Figure collection entries
==========
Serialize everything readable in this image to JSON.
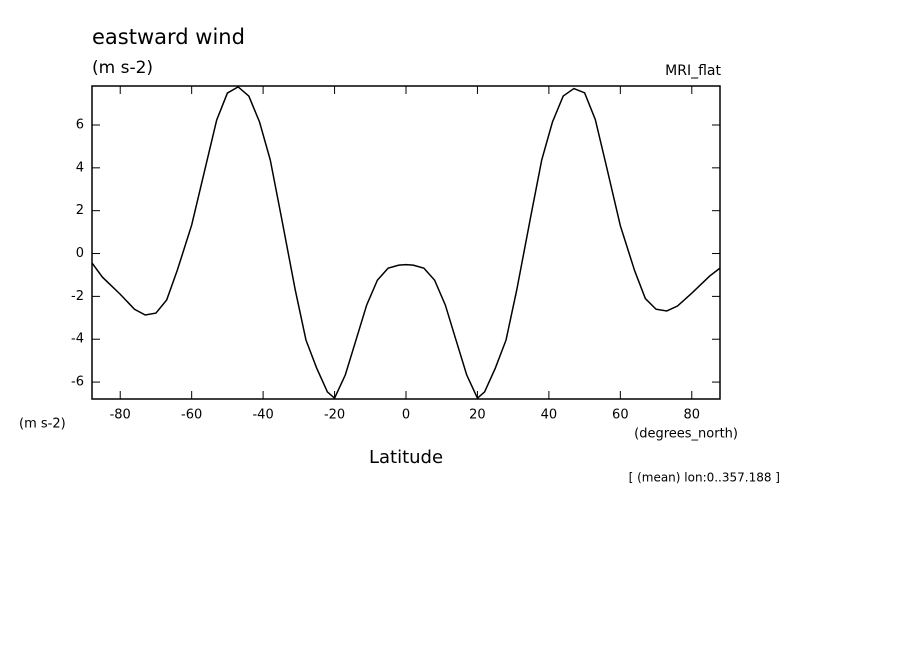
{
  "chart_data": {
    "type": "line",
    "title": "eastward wind",
    "units": "(m s-2)",
    "model": "MRI_flat",
    "y_label": "(m s-2)",
    "x_units": "(degrees_north)",
    "x_label": "Latitude",
    "note": "[ (mean) lon:0..357.188 ]",
    "x": [
      -87.9,
      -85,
      -80,
      -76,
      -73,
      -70,
      -67,
      -64,
      -60,
      -56,
      -53,
      -50,
      -47,
      -44,
      -41,
      -38,
      -35,
      -31,
      -28,
      -25,
      -22,
      -20,
      -17,
      -14,
      -11,
      -8,
      -5,
      -2,
      0,
      2,
      5,
      8,
      11,
      14,
      17,
      20,
      22,
      25,
      28,
      31,
      35,
      38,
      41,
      44,
      47,
      50,
      53,
      56,
      60,
      64,
      67,
      70,
      73,
      76,
      80,
      85,
      87.9
    ],
    "series": [
      {
        "name": "eastward wind",
        "color": "#000000",
        "values": [
          -0.44,
          -1.1,
          -1.9,
          -2.6,
          -2.87,
          -2.78,
          -2.17,
          -0.77,
          1.33,
          4.13,
          6.23,
          7.49,
          7.78,
          7.35,
          6.14,
          4.37,
          1.8,
          -1.7,
          -4.04,
          -5.35,
          -6.46,
          -6.75,
          -5.67,
          -4.04,
          -2.4,
          -1.24,
          -0.68,
          -0.54,
          -0.52,
          -0.54,
          -0.68,
          -1.24,
          -2.4,
          -4.04,
          -5.67,
          -6.75,
          -6.46,
          -5.35,
          -4.04,
          -1.7,
          1.8,
          4.37,
          6.14,
          7.35,
          7.7,
          7.5,
          6.25,
          4.15,
          1.3,
          -0.8,
          -2.1,
          -2.6,
          -2.68,
          -2.45,
          -1.85,
          -1.05,
          -0.68
        ]
      }
    ],
    "xlim": [
      -87.9,
      87.9
    ],
    "ylim": [
      -6.79,
      7.82
    ],
    "xticks": [
      -80,
      -60,
      -40,
      -20,
      0,
      20,
      40,
      60,
      80
    ],
    "yticks": [
      -6,
      -4,
      -2,
      0,
      2,
      4,
      6
    ]
  }
}
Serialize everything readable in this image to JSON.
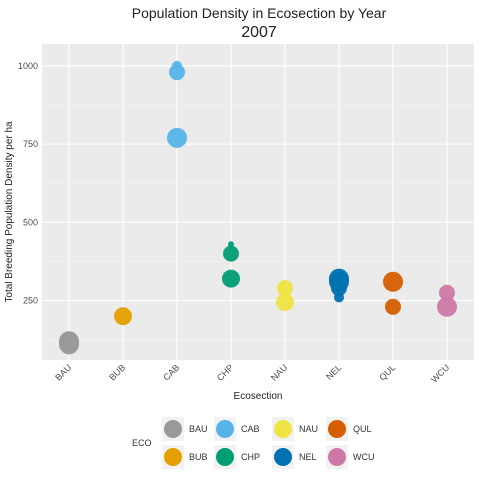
{
  "chart_data": {
    "type": "scatter",
    "title": "Population Density in Ecosection by Year",
    "subtitle": "2007",
    "xlabel": "Ecosection",
    "ylabel": "Total Breeding Population Density per ha",
    "categories": [
      "BAU",
      "BUB",
      "CAB",
      "CHP",
      "NAU",
      "NEL",
      "QUL",
      "WCU"
    ],
    "ylim": [
      60,
      1070
    ],
    "yticks": [
      250,
      500,
      750,
      1000
    ],
    "grid": true,
    "legend_title": "ECO",
    "legend_position": "bottom",
    "colors": {
      "BAU": "#999999",
      "BUB": "#E69F00",
      "CAB": "#56B4E9",
      "CHP": "#009E73",
      "NAU": "#F0E442",
      "NEL": "#0072B2",
      "QUL": "#D55E00",
      "WCU": "#CC79A7"
    },
    "series": [
      {
        "name": "BAU",
        "points": [
          [
            110,
            10
          ],
          [
            120,
            10
          ],
          [
            125,
            8
          ]
        ]
      },
      {
        "name": "BUB",
        "points": [
          [
            200,
            9
          ]
        ]
      },
      {
        "name": "CAB",
        "points": [
          [
            770,
            10
          ],
          [
            980,
            8
          ],
          [
            1000,
            5
          ]
        ]
      },
      {
        "name": "CHP",
        "points": [
          [
            320,
            9
          ],
          [
            400,
            8
          ],
          [
            430,
            3
          ]
        ]
      },
      {
        "name": "NAU",
        "points": [
          [
            245,
            9
          ],
          [
            290,
            8
          ]
        ]
      },
      {
        "name": "NEL",
        "points": [
          [
            260,
            5
          ],
          [
            290,
            8
          ],
          [
            310,
            10
          ],
          [
            320,
            10
          ]
        ]
      },
      {
        "name": "QUL",
        "points": [
          [
            230,
            8
          ],
          [
            310,
            10
          ]
        ]
      },
      {
        "name": "WCU",
        "points": [
          [
            230,
            10
          ],
          [
            275,
            8
          ]
        ]
      }
    ]
  }
}
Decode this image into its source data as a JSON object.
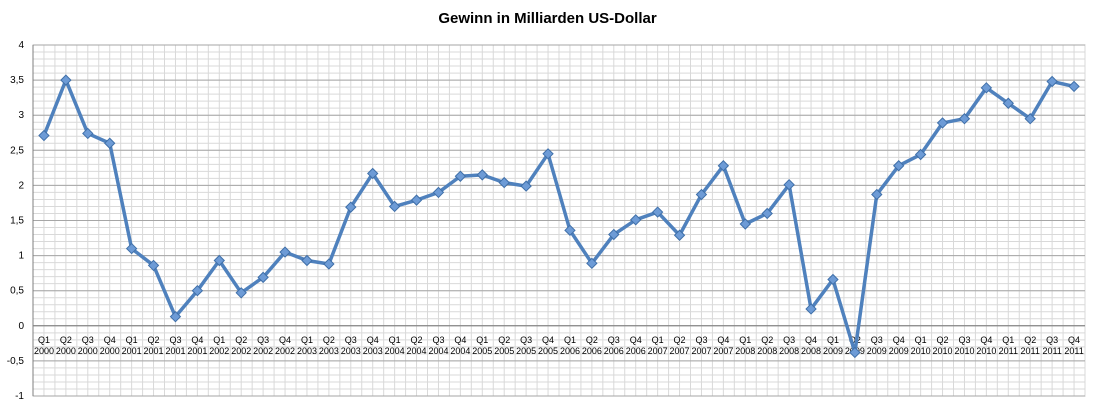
==========
Leaving all pictures aside, quote each record exactly.

Serialize everything readable in this image to JSON.
{
  "chart_data": {
    "type": "line",
    "title": "eastward wind",
    "units": "(m s-2)",
    "model": "MRI_flat",
    "y_label": "(m s-2)",
    "x_units": "(degrees_north)",
    "x_label": "Latitude",
    "note": "[ (mean) lon:0..357.188 ]",
    "x": [
      -87.9,
      -85,
      -80,
      -76,
      -73,
      -70,
      -67,
      -64,
      -60,
      -56,
      -53,
      -50,
      -47,
      -44,
      -41,
      -38,
      -35,
      -31,
      -28,
      -25,
      -22,
      -20,
      -17,
      -14,
      -11,
      -8,
      -5,
      -2,
      0,
      2,
      5,
      8,
      11,
      14,
      17,
      20,
      22,
      25,
      28,
      31,
      35,
      38,
      41,
      44,
      47,
      50,
      53,
      56,
      60,
      64,
      67,
      70,
      73,
      76,
      80,
      85,
      87.9
    ],
    "series": [
      {
        "name": "eastward wind",
        "color": "#000000",
        "values": [
          -0.44,
          -1.1,
          -1.9,
          -2.6,
          -2.87,
          -2.78,
          -2.17,
          -0.77,
          1.33,
          4.13,
          6.23,
          7.49,
          7.78,
          7.35,
          6.14,
          4.37,
          1.8,
          -1.7,
          -4.04,
          -5.35,
          -6.46,
          -6.75,
          -5.67,
          -4.04,
          -2.4,
          -1.24,
          -0.68,
          -0.54,
          -0.52,
          -0.54,
          -0.68,
          -1.24,
          -2.4,
          -4.04,
          -5.67,
          -6.75,
          -6.46,
          -5.35,
          -4.04,
          -1.7,
          1.8,
          4.37,
          6.14,
          7.35,
          7.7,
          7.5,
          6.25,
          4.15,
          1.3,
          -0.8,
          -2.1,
          -2.6,
          -2.68,
          -2.45,
          -1.85,
          -1.05,
          -0.68
        ]
      }
    ],
    "xlim": [
      -87.9,
      87.9
    ],
    "ylim": [
      -6.79,
      7.82
    ],
    "xticks": [
      -80,
      -60,
      -40,
      -20,
      0,
      20,
      40,
      60,
      80
    ],
    "yticks": [
      -6,
      -4,
      -2,
      0,
      2,
      4,
      6
    ]
  }
}
Serialize everything readable in this image to JSON.
{
  "chart_data": {
    "type": "scatter",
    "title": "Population Density in Ecosection by Year",
    "subtitle": "2007",
    "xlabel": "Ecosection",
    "ylabel": "Total Breeding Population Density per ha",
    "categories": [
      "BAU",
      "BUB",
      "CAB",
      "CHP",
      "NAU",
      "NEL",
      "QUL",
      "WCU"
    ],
    "ylim": [
      60,
      1070
    ],
    "yticks": [
      250,
      500,
      750,
      1000
    ],
    "grid": true,
    "legend_title": "ECO",
    "legend_position": "bottom",
    "colors": {
      "BAU": "#999999",
      "BUB": "#E69F00",
      "CAB": "#56B4E9",
      "CHP": "#009E73",
      "NAU": "#F0E442",
      "NEL": "#0072B2",
      "QUL": "#D55E00",
      "WCU": "#CC79A7"
    },
    "series": [
      {
        "name": "BAU",
        "points": [
          [
            110,
            10
          ],
          [
            120,
            10
          ],
          [
            125,
            8
          ]
        ]
      },
      {
        "name": "BUB",
        "points": [
          [
            200,
            9
          ]
        ]
      },
      {
        "name": "CAB",
        "points": [
          [
            770,
            10
          ],
          [
            980,
            8
          ],
          [
            1000,
            5
          ]
        ]
      },
      {
        "name": "CHP",
        "points": [
          [
            320,
            9
          ],
          [
            400,
            8
          ],
          [
            430,
            3
          ]
        ]
      },
      {
        "name": "NAU",
        "points": [
          [
            245,
            9
          ],
          [
            290,
            8
          ]
        ]
      },
      {
        "name": "NEL",
        "points": [
          [
            260,
            5
          ],
          [
            290,
            8
          ],
          [
            310,
            10
          ],
          [
            320,
            10
          ]
        ]
      },
      {
        "name": "QUL",
        "points": [
          [
            230,
            8
          ],
          [
            310,
            10
          ]
        ]
      },
      {
        "name": "WCU",
        "points": [
          [
            230,
            10
          ],
          [
            275,
            8
          ]
        ]
      }
    ]
  }
}
Decode this image into its source data as a JSON object.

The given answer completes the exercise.